Short task: Pictures do not belong in your copy. Repeat all the other data exactly.

Items from a dataset

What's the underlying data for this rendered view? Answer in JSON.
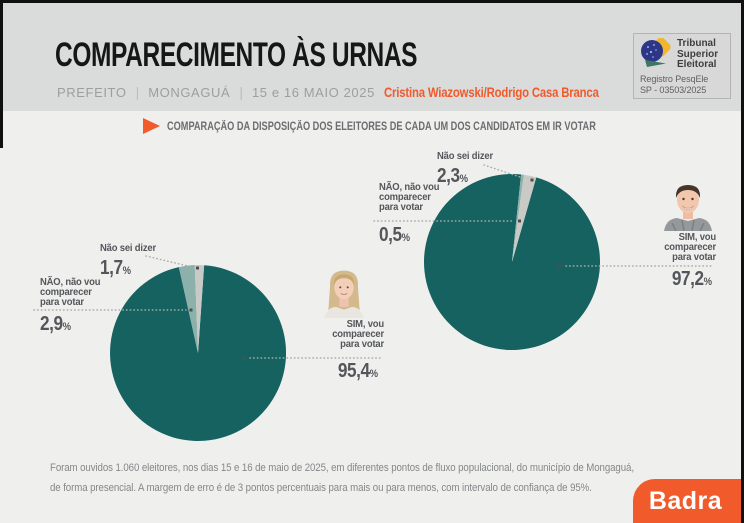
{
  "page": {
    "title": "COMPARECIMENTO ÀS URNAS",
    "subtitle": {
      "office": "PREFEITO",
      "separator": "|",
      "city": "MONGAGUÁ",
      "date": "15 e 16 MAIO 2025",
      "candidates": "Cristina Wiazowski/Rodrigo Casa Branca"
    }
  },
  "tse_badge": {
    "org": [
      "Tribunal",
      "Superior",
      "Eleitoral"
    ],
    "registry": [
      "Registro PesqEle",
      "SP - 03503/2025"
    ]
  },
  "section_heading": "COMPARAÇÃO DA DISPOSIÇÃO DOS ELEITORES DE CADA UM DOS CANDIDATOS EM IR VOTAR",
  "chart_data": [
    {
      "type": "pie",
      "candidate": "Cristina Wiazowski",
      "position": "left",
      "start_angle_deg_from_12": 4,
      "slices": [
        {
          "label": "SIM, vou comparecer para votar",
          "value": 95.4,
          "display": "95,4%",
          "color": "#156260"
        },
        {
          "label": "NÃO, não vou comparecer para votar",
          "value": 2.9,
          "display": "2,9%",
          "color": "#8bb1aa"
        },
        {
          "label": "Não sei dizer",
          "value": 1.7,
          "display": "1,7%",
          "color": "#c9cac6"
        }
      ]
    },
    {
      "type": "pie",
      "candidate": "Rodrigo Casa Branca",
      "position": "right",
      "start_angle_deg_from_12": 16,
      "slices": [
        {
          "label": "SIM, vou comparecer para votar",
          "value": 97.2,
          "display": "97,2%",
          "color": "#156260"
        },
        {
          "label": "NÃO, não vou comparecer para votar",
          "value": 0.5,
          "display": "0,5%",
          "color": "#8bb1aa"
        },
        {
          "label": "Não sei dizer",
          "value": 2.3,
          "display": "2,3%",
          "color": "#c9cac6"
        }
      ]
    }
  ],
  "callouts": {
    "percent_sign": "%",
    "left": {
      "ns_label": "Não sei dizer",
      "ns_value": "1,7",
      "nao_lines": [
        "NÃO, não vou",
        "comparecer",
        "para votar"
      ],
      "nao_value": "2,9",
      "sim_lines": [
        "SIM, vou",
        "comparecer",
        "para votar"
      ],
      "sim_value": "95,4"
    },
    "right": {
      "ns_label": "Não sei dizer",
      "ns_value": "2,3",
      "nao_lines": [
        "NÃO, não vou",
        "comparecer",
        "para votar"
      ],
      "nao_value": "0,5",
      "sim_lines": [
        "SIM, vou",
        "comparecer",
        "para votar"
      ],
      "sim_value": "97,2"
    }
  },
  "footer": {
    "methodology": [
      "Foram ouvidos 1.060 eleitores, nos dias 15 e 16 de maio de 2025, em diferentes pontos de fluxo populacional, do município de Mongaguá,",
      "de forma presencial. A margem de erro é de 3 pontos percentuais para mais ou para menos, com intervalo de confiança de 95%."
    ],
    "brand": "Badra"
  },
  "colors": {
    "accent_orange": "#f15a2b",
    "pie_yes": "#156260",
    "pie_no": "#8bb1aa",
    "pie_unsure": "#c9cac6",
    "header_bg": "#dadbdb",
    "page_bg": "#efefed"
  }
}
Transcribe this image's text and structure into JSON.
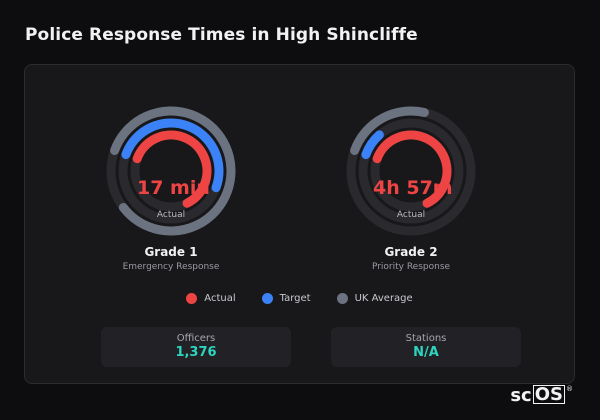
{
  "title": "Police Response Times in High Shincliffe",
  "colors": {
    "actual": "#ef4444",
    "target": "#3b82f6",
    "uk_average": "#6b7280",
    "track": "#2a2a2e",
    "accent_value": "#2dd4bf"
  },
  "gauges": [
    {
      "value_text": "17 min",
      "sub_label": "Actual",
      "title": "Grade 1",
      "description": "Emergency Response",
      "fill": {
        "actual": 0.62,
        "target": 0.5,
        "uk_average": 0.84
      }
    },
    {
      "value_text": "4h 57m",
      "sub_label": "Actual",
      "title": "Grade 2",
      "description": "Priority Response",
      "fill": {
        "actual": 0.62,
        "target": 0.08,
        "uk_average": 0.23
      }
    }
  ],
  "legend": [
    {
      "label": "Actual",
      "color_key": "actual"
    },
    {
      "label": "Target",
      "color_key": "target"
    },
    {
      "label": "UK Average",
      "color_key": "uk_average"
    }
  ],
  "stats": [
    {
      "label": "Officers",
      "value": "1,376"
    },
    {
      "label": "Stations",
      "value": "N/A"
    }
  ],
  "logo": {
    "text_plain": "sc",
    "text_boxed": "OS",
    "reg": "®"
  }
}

Result of the task:
What's the underlying data for this rendered view? Answer in JSON.
{
  "page": {
    "title": "COMPARECIMENTO ÀS URNAS",
    "subtitle": {
      "office": "PREFEITO",
      "separator": "|",
      "city": "MONGAGUÁ",
      "date": "15 e 16 MAIO 2025",
      "candidates": "Cristina Wiazowski/Rodrigo Casa Branca"
    }
  },
  "tse_badge": {
    "org": [
      "Tribunal",
      "Superior",
      "Eleitoral"
    ],
    "registry": [
      "Registro PesqEle",
      "SP - 03503/2025"
    ]
  },
  "section_heading": "COMPARAÇÃO DA DISPOSIÇÃO DOS ELEITORES DE CADA UM DOS CANDIDATOS EM IR VOTAR",
  "chart_data": [
    {
      "type": "pie",
      "candidate": "Cristina Wiazowski",
      "position": "left",
      "start_angle_deg_from_12": 4,
      "slices": [
        {
          "label": "SIM, vou comparecer para votar",
          "value": 95.4,
          "display": "95,4%",
          "color": "#156260"
        },
        {
          "label": "NÃO, não vou comparecer para votar",
          "value": 2.9,
          "display": "2,9%",
          "color": "#8bb1aa"
        },
        {
          "label": "Não sei dizer",
          "value": 1.7,
          "display": "1,7%",
          "color": "#c9cac6"
        }
      ]
    },
    {
      "type": "pie",
      "candidate": "Rodrigo Casa Branca",
      "position": "right",
      "start_angle_deg_from_12": 16,
      "slices": [
        {
          "label": "SIM, vou comparecer para votar",
          "value": 97.2,
          "display": "97,2%",
          "color": "#156260"
        },
        {
          "label": "NÃO, não vou comparecer para votar",
          "value": 0.5,
          "display": "0,5%",
          "color": "#8bb1aa"
        },
        {
          "label": "Não sei dizer",
          "value": 2.3,
          "display": "2,3%",
          "color": "#c9cac6"
        }
      ]
    }
  ],
  "callouts": {
    "percent_sign": "%",
    "left": {
      "ns_label": "Não sei dizer",
      "ns_value": "1,7",
      "nao_lines": [
        "NÃO, não vou",
        "comparecer",
        "para votar"
      ],
      "nao_value": "2,9",
      "sim_lines": [
        "SIM, vou",
        "comparecer",
        "para votar"
      ],
      "sim_value": "95,4"
    },
    "right": {
      "ns_label": "Não sei dizer",
      "ns_value": "2,3",
      "nao_lines": [
        "NÃO, não vou",
        "comparecer",
        "para votar"
      ],
      "nao_value": "0,5",
      "sim_lines": [
        "SIM, vou",
        "comparecer",
        "para votar"
      ],
      "sim_value": "97,2"
    }
  },
  "footer": {
    "methodology": [
      "Foram ouvidos 1.060 eleitores, nos dias 15 e 16 de maio de 2025, em diferentes pontos de fluxo populacional, do município de Mongaguá,",
      "de forma presencial. A margem de erro é de 3 pontos percentuais para mais ou para menos, com intervalo de confiança de 95%."
    ],
    "brand": "Badra"
  },
  "colors": {
    "accent_orange": "#f15a2b",
    "pie_yes": "#156260",
    "pie_no": "#8bb1aa",
    "pie_unsure": "#c9cac6",
    "header_bg": "#dadbdb",
    "page_bg": "#efefed"
  }
}
Transcribe this image's text and structure into JSON.
{
  "title": "Police Response Times in High Shincliffe",
  "colors": {
    "actual": "#ef4444",
    "target": "#3b82f6",
    "uk_average": "#6b7280",
    "track": "#2a2a2e",
    "accent_value": "#2dd4bf"
  },
  "gauges": [
    {
      "value_text": "17 min",
      "sub_label": "Actual",
      "title": "Grade 1",
      "description": "Emergency Response",
      "fill": {
        "actual": 0.62,
        "target": 0.5,
        "uk_average": 0.84
      }
    },
    {
      "value_text": "4h 57m",
      "sub_label": "Actual",
      "title": "Grade 2",
      "description": "Priority Response",
      "fill": {
        "actual": 0.62,
        "target": 0.08,
        "uk_average": 0.23
      }
    }
  ],
  "legend": [
    {
      "label": "Actual",
      "color_key": "actual"
    },
    {
      "label": "Target",
      "color_key": "target"
    },
    {
      "label": "UK Average",
      "color_key": "uk_average"
    }
  ],
  "stats": [
    {
      "label": "Officers",
      "value": "1,376"
    },
    {
      "label": "Stations",
      "value": "N/A"
    }
  ],
  "logo": {
    "text_plain": "sc",
    "text_boxed": "OS",
    "reg": "®"
  }
}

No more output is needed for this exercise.